- [Given instruction] Please state how many lines in the records contain the string "name", with no words besides the number.

Entries from a visual dataset:

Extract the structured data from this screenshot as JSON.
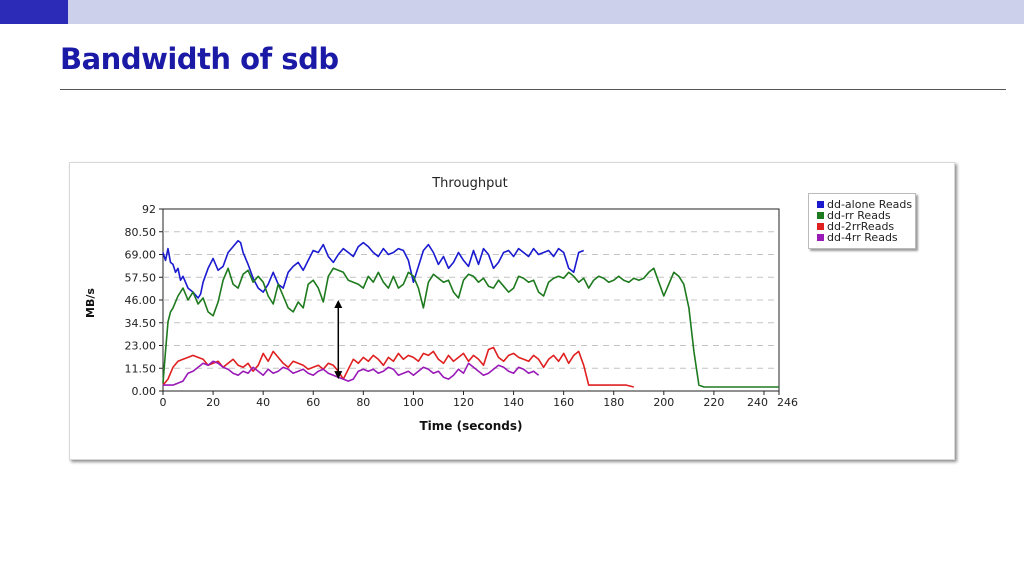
{
  "slide": {
    "title": "Bandwidth of sdb"
  },
  "colors": {
    "accent": "#2b2bb8",
    "title": "#1a1aa6",
    "band": "#cdd0ea"
  },
  "chart_data": {
    "type": "line",
    "title": "Throughput",
    "xlabel": "Time (seconds)",
    "ylabel": "MB/s",
    "xlim": [
      0,
      246
    ],
    "ylim": [
      0,
      92
    ],
    "xticks": [
      0,
      20,
      40,
      60,
      80,
      100,
      120,
      140,
      160,
      180,
      200,
      220,
      240,
      246
    ],
    "yticks": [
      0.0,
      11.5,
      23.0,
      34.5,
      46.0,
      57.5,
      69.0,
      80.5,
      92
    ],
    "ytick_labels": [
      "0.00",
      "11.50",
      "23.00",
      "34.50",
      "46.00",
      "57.50",
      "69.00",
      "80.50",
      "92"
    ],
    "grid": true,
    "legend": "top-right, outside",
    "annotation": "double-headed arrow at t=70 between ~6 and ~46 MB/s",
    "series": [
      {
        "name": "dd-alone Reads",
        "color": "#1a1ad0",
        "x": [
          0,
          1,
          2,
          3,
          4,
          5,
          6,
          7,
          8,
          9,
          10,
          12,
          14,
          15,
          16,
          18,
          20,
          22,
          24,
          26,
          28,
          30,
          31,
          32,
          34,
          36,
          38,
          40,
          42,
          44,
          46,
          48,
          50,
          52,
          54,
          56,
          58,
          60,
          62,
          64,
          66,
          68,
          70,
          72,
          74,
          76,
          78,
          80,
          82,
          84,
          86,
          88,
          90,
          92,
          94,
          96,
          98,
          100,
          102,
          104,
          106,
          108,
          110,
          112,
          114,
          116,
          118,
          120,
          122,
          124,
          126,
          128,
          130,
          132,
          134,
          136,
          138,
          140,
          142,
          144,
          146,
          148,
          150,
          152,
          154,
          156,
          158,
          160,
          162,
          164,
          166,
          168
        ],
        "y": [
          70,
          66,
          72,
          65,
          64,
          60,
          62,
          56,
          58,
          55,
          52,
          50,
          47,
          49,
          55,
          62,
          67,
          61,
          63,
          70,
          73,
          76,
          75,
          70,
          64,
          57,
          52,
          50,
          54,
          60,
          54,
          52,
          60,
          63,
          65,
          61,
          66,
          71,
          70,
          74,
          68,
          65,
          69,
          72,
          70,
          68,
          73,
          75,
          73,
          70,
          68,
          72,
          69,
          70,
          72,
          71,
          66,
          55,
          63,
          71,
          74,
          70,
          64,
          68,
          62,
          65,
          70,
          66,
          63,
          71,
          64,
          72,
          69,
          62,
          65,
          70,
          71,
          68,
          72,
          70,
          68,
          72,
          69,
          70,
          71,
          68,
          72,
          70,
          62,
          60,
          70,
          71
        ]
      },
      {
        "name": "dd-rr Reads",
        "color": "#1e7a1e",
        "x": [
          0,
          1,
          2,
          3,
          4,
          6,
          8,
          10,
          12,
          14,
          16,
          18,
          20,
          22,
          24,
          26,
          28,
          30,
          32,
          34,
          36,
          38,
          40,
          42,
          44,
          46,
          48,
          50,
          52,
          54,
          56,
          58,
          60,
          62,
          64,
          66,
          68,
          70,
          72,
          74,
          76,
          78,
          80,
          82,
          84,
          86,
          88,
          90,
          92,
          94,
          96,
          98,
          100,
          102,
          104,
          106,
          108,
          110,
          112,
          114,
          116,
          118,
          120,
          122,
          124,
          126,
          128,
          130,
          132,
          134,
          136,
          138,
          140,
          142,
          144,
          146,
          148,
          150,
          152,
          154,
          156,
          158,
          160,
          162,
          164,
          166,
          168,
          170,
          172,
          174,
          176,
          178,
          180,
          182,
          184,
          186,
          188,
          190,
          192,
          194,
          196,
          198,
          200,
          202,
          204,
          206,
          208,
          210,
          212,
          214,
          216,
          218,
          220,
          240,
          246
        ],
        "y": [
          4,
          20,
          35,
          40,
          42,
          48,
          52,
          46,
          50,
          44,
          47,
          40,
          38,
          45,
          56,
          62,
          54,
          52,
          59,
          61,
          55,
          58,
          55,
          48,
          44,
          54,
          48,
          42,
          40,
          45,
          42,
          54,
          56,
          52,
          45,
          58,
          62,
          61,
          60,
          56,
          55,
          54,
          52,
          58,
          55,
          60,
          55,
          52,
          58,
          52,
          54,
          60,
          58,
          52,
          42,
          55,
          59,
          57,
          55,
          56,
          50,
          47,
          56,
          59,
          58,
          55,
          57,
          53,
          52,
          56,
          53,
          50,
          52,
          58,
          57,
          55,
          56,
          50,
          48,
          55,
          57,
          58,
          57,
          60,
          58,
          55,
          57,
          52,
          56,
          58,
          57,
          55,
          56,
          58,
          56,
          55,
          57,
          56,
          57,
          60,
          62,
          55,
          48,
          54,
          60,
          58,
          54,
          42,
          20,
          3,
          2,
          2,
          2,
          2,
          2
        ]
      },
      {
        "name": "dd-2rrReads",
        "color": "#e02020",
        "x": [
          0,
          2,
          4,
          6,
          8,
          10,
          12,
          14,
          16,
          18,
          20,
          22,
          24,
          26,
          28,
          30,
          32,
          34,
          36,
          38,
          40,
          42,
          44,
          46,
          48,
          50,
          52,
          54,
          56,
          58,
          60,
          62,
          64,
          66,
          68,
          70,
          72,
          74,
          76,
          78,
          80,
          82,
          84,
          86,
          88,
          90,
          92,
          94,
          96,
          98,
          100,
          102,
          104,
          106,
          108,
          110,
          112,
          114,
          116,
          118,
          120,
          122,
          124,
          126,
          128,
          130,
          132,
          134,
          136,
          138,
          140,
          142,
          144,
          146,
          148,
          150,
          152,
          154,
          156,
          158,
          160,
          162,
          164,
          166,
          168,
          170,
          175,
          180,
          185,
          188
        ],
        "y": [
          3,
          6,
          12,
          15,
          16,
          17,
          18,
          17,
          16,
          13,
          14,
          15,
          12,
          14,
          16,
          13,
          12,
          14,
          10,
          13,
          19,
          15,
          20,
          17,
          14,
          12,
          15,
          14,
          13,
          11,
          12,
          13,
          11,
          14,
          13,
          10,
          6,
          11,
          16,
          14,
          17,
          15,
          18,
          16,
          13,
          17,
          15,
          19,
          16,
          18,
          17,
          15,
          19,
          18,
          20,
          16,
          14,
          18,
          15,
          17,
          19,
          15,
          18,
          16,
          13,
          21,
          22,
          17,
          15,
          18,
          19,
          17,
          16,
          15,
          18,
          16,
          12,
          16,
          18,
          15,
          19,
          14,
          18,
          20,
          13,
          3,
          3,
          3,
          3,
          2
        ]
      },
      {
        "name": "dd-4rr Reads",
        "color": "#9a1ab8",
        "x": [
          0,
          4,
          8,
          10,
          12,
          14,
          16,
          18,
          20,
          22,
          24,
          26,
          28,
          30,
          32,
          34,
          36,
          38,
          40,
          42,
          44,
          46,
          48,
          50,
          52,
          54,
          56,
          58,
          60,
          62,
          64,
          66,
          68,
          70,
          72,
          74,
          76,
          78,
          80,
          82,
          84,
          86,
          88,
          90,
          92,
          94,
          96,
          98,
          100,
          102,
          104,
          106,
          108,
          110,
          112,
          114,
          116,
          118,
          120,
          122,
          124,
          126,
          128,
          130,
          132,
          134,
          136,
          138,
          140,
          142,
          144,
          146,
          148,
          150
        ],
        "y": [
          3,
          3,
          5,
          9,
          10,
          12,
          14,
          13,
          15,
          14,
          12,
          11,
          9,
          8,
          10,
          9,
          12,
          10,
          8,
          11,
          9,
          10,
          12,
          11,
          9,
          10,
          11,
          9,
          8,
          10,
          11,
          9,
          8,
          7,
          6,
          5,
          6,
          10,
          11,
          10,
          11,
          9,
          10,
          12,
          11,
          8,
          9,
          10,
          8,
          10,
          12,
          11,
          9,
          10,
          7,
          6,
          8,
          11,
          9,
          14,
          12,
          10,
          8,
          9,
          11,
          13,
          12,
          10,
          9,
          12,
          11,
          9,
          10,
          8
        ]
      }
    ]
  }
}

- [Answer to this exercise] 4